Set exercise
State only how many lines below include the string "theorems".

Input rows
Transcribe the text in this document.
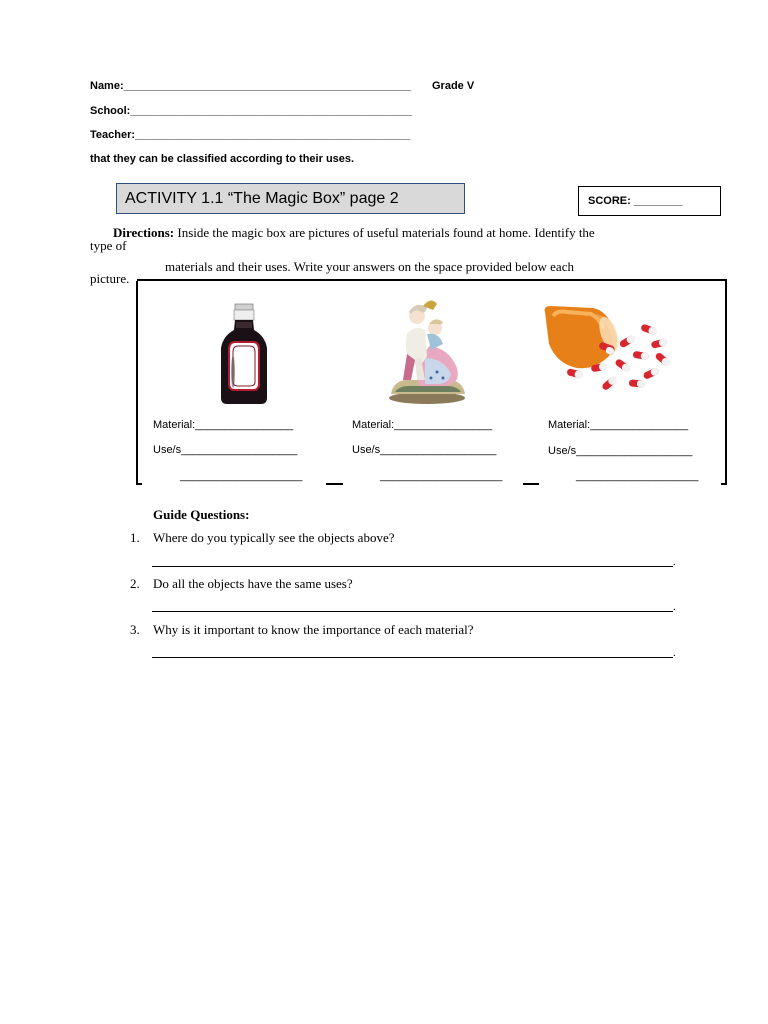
Name:_______________________________________________ Grade V
School:______________________________________________
Teacher:_____________________________________________
that they can be classified according to their uses.
ACTIVITY 1.1 “The Magic Box” page 2	SCORE: ________
Directions: Inside the magic box are pictures of useful materials found at home. Identify the
type of
materials and their uses. Write your answers on the space provided below each
picture.
Material:________________
Use/s___________________
____________________
Material:________________
Use/s___________________
____________________
Material:________________
Use/s___________________
____________________
Guide Questions:
1. Where do you typically see the objects above?
.
2. Do all the objects have the same uses?
.
3. Why is it important to know the importance of each material?
.
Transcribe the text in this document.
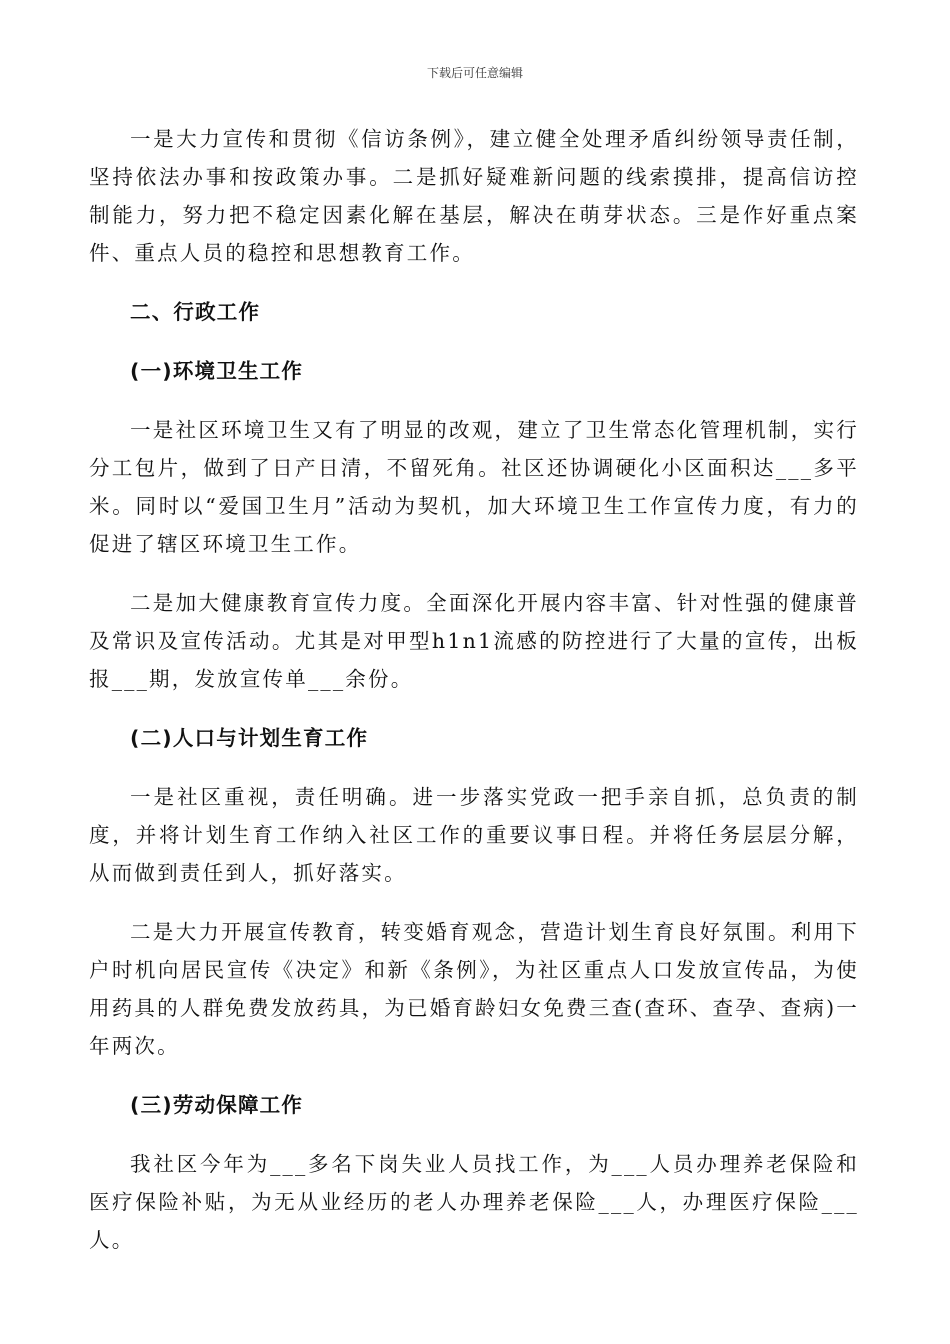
下载后可任意编辑

一是大力宣传和贯彻《信访条例》，建立健全处理矛盾纠纷领导责任制，坚持依法办事和按政策办事。二是抓好疑难新问题的线索摸排，提高信访控制能力，努力把不稳定因素化解在基层，解决在萌芽状态。三是作好重点案件、重点人员的稳控和思想教育工作。

二、行政工作
(一)环境卫生工作

一是社区环境卫生又有了明显的改观，建立了卫生常态化管理机制，实行分工包片，做到了日产日清，不留死角。社区还协调硬化小区面积达___多平米。同时以“爱国卫生月”活动为契机，加大环境卫生工作宣传力度，有力的促进了辖区环境卫生工作。

二是加大健康教育宣传力度。全面深化开展内容丰富、针对性强的健康普及常识及宣传活动。尤其是对甲型h1n1流感的防控进行了大量的宣传，出板报___期，发放宣传单___余份。

(二)人口与计划生育工作

一是社区重视，责任明确。进一步落实党政一把手亲自抓，总负责的制度，并将计划生育工作纳入社区工作的重要议事日程。并将任务层层分解，从而做到责任到人，抓好落实。

二是大力开展宣传教育，转变婚育观念，营造计划生育良好氛围。利用下户时机向居民宣传《决定》和新《条例》，为社区重点人口发放宣传品，为使用药具的人群免费发放药具，为已婚育龄妇女免费三查(查环、查孕、查病)一年两次。

(三)劳动保障工作

我社区今年为___多名下岗失业人员找工作，为___人员办理养老保险和医疗保险补贴，为无从业经历的老人办理养老保险___人，办理医疗保险___人。
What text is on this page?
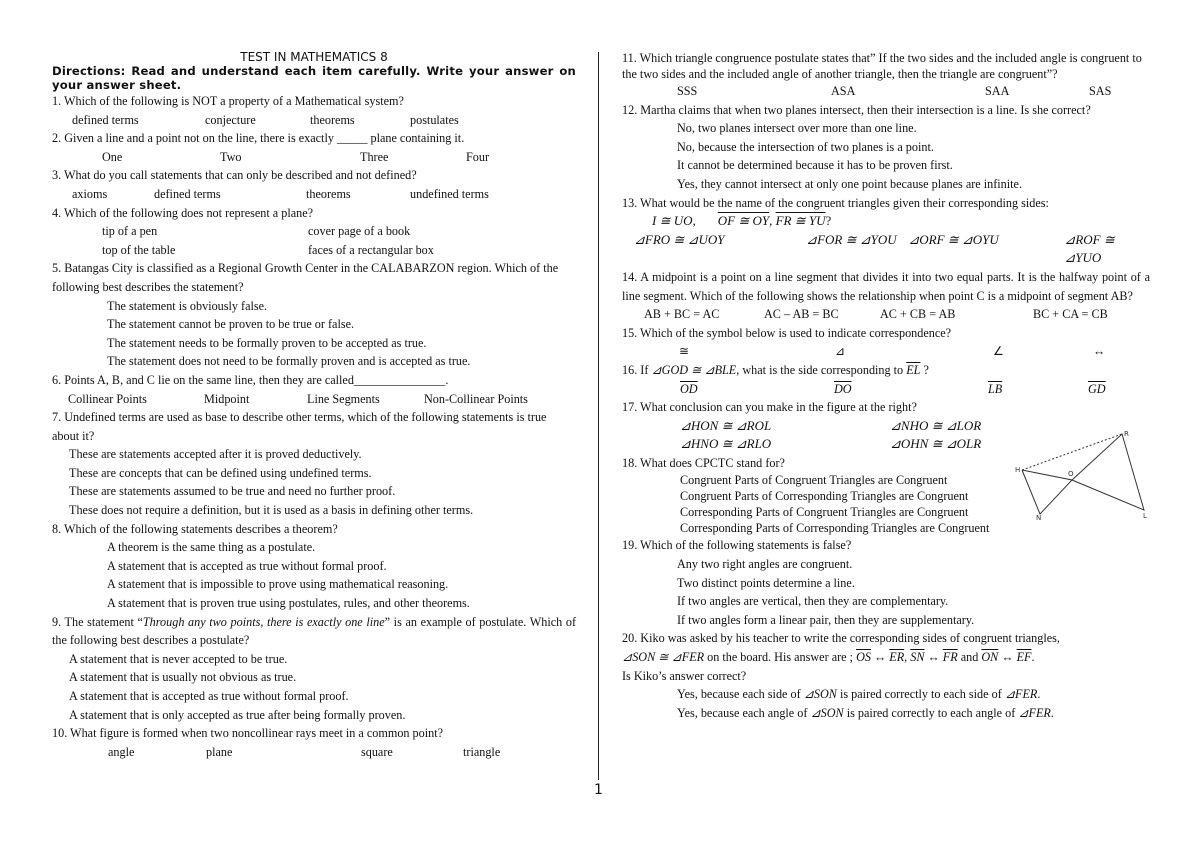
1
TEST IN MATHEMATICS 8
Directions: Read and understand each item carefully. Write your answer on your answer sheet.

1. Which of the following is NOT a property of a Mathematical system?

defined terms	conjecture	theorems	postulates

2. Given a line and a point not on the line, there is exactly _____ plane containing it.

One	Two	Three	Four

3. What do you call statements that can only be described and not defined?

axioms	defined terms	theorems	undefined terms

4. Which of the following does not represent a plane?

tip of a pen	cover page of a book
top of the table	faces of a rectangular box

5. Batangas City is classified as a Regional Growth Center in the CALABARZON region. Which of the following best describes the statement?

The statement is obviously false.

The statement cannot be proven to be true or false.

The statement needs to be formally proven to be accepted as true.

The statement does not need to be formally proven and is accepted as true.

6. Points A, B, and C lie on the same line, then they are called_______________.

Collinear Points	Midpoint	Line Segments	Non-Collinear Points

7. Undefined terms are used as base to describe other terms, which of the following statements is true about it?

These are statements accepted after it is proved deductively.

These are concepts that can be defined using undefined terms.

These are statements assumed to be true and need no further proof.

These does not require a definition, but it is used as a basis in defining other terms.

8. Which of the following statements describes a theorem?

A theorem is the same thing as a postulate.

A statement that is accepted as true without formal proof.

A statement that is impossible to prove using mathematical reasoning.

A statement that is proven true using postulates, rules, and other theorems.

9. The statement “Through any two points, there is exactly one line” is an example of postulate. Which of the following best describes a postulate?

A statement that is never accepted to be true.

A statement that is usually not obvious as true.

A statement that is accepted as true without formal proof.

A statement that is only accepted as true after being formally proven.

10. What figure is formed when two noncollinear rays meet in a common point?

angle	plane	square	triangle

11. Which triangle congruence postulate states that” If the two sides and the included angle is congruent to the two sides and the included angle of another triangle, then the triangle are congruent”?

SSS	ASA	SAA	SAS

12. Martha claims that when two planes intersect, then their intersection is a line. Is she correct?

No, two planes intersect over more than one line.

No, because the intersection of two planes is a point.

It cannot be determined because it has to be proven first.

Yes, they cannot intersect at only one point because planes are infinite.

13. What would be the name of the congruent triangles given their corresponding sides:

I ≅ UO, OF ≅ OY, FR ≅ YU?

⊿FRO ≅ ⊿UOY	⊿FOR ≅ ⊿YOU ⊿ORF ≅ ⊿OYU	⊿ROF ≅ ⊿YUO

14. A midpoint is a point on a line segment that divides it into two equal parts. It is the halfway point of a line segment. Which of the following shows the relationship when point C is a midpoint of segment AB?

AB + BC = AC	AC – AB = BC	AC + CB = AB	BC + CA = CB

15. Which of the symbol below is used to indicate correspondence?

≅	⊿	∠	↔

16. If ⊿GOD ≅ ⊿BLE, what is the side corresponding to $\overline{EL}$ ?

$\overline{OD}$	$\overline{DO}$	$\overline{LB}$	$\overline{GD}$

17. What conclusion can you make in the figure at the right?

⊿HON ≅ ⊿ROL	⊿NHO ≅ ⊿LOR
⊿HNO ≅ ⊿RLO	⊿OHN ≅ ⊿OLR

18. What does CPCTC stand for?

Congruent Parts of Congruent Triangles are Congruent

Congruent Parts of Corresponding Triangles are Congruent

Corresponding Parts of Congruent Triangles are Congruent

Corresponding Parts of Corresponding Triangles are Congruent

19. Which of the following statements is false?

Any two right angles are congruent.

Two distinct points determine a line.

If two angles are vertical, then they are complementary.

If two angles form a linear pair, then they are supplementary.

20. Kiko was asked by his teacher to write the corresponding sides of congruent triangles,

⊿SON ≅ ⊿FER on the board. His answer are ; $\overline{OS}$ ↔ $\overline{ER}$, $\overline{SN}$ ↔ $\overline{FR}$ and $\overline{ON}$ ↔ $\overline{EF}$.

Is Kiko’s answer correct?

Yes, because each side of ⊿SON is paired correctly to each side of ⊿FER.

Yes, because each angle of ⊿SON is paired correctly to each angle of ⊿FER.

H
N
O
R
L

Answer to the problem
3